Record set:
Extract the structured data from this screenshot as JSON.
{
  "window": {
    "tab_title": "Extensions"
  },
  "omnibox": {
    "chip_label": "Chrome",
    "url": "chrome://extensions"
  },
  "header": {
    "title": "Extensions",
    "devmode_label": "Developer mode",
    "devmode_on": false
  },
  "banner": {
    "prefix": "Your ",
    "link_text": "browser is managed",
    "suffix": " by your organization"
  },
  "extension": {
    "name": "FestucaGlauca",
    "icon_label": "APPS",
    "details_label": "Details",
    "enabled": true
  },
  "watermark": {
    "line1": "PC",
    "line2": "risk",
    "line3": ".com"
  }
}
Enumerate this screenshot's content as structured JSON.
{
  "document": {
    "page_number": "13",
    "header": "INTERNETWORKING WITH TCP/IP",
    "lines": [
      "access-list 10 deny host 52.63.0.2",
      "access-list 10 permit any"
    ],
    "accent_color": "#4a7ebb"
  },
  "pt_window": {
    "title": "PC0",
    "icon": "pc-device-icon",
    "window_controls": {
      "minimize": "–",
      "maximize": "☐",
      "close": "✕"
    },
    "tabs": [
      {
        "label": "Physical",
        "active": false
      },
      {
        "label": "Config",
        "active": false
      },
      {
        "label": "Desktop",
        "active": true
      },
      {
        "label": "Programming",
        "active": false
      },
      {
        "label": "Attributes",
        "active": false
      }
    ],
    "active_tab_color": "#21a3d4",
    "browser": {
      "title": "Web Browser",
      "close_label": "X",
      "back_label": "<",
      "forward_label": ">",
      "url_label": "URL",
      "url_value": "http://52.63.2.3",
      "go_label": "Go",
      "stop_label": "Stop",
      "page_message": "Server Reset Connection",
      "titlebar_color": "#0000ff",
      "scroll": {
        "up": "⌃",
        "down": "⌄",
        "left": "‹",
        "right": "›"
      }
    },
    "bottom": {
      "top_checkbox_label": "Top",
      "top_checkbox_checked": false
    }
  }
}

Work to be completed: Wherever a line in the data above holds "this", copy that line.

Result of the exercise:
Extract the structured data from this screenshot as JSON.
Enumerate this screenshot's content as structured JSON.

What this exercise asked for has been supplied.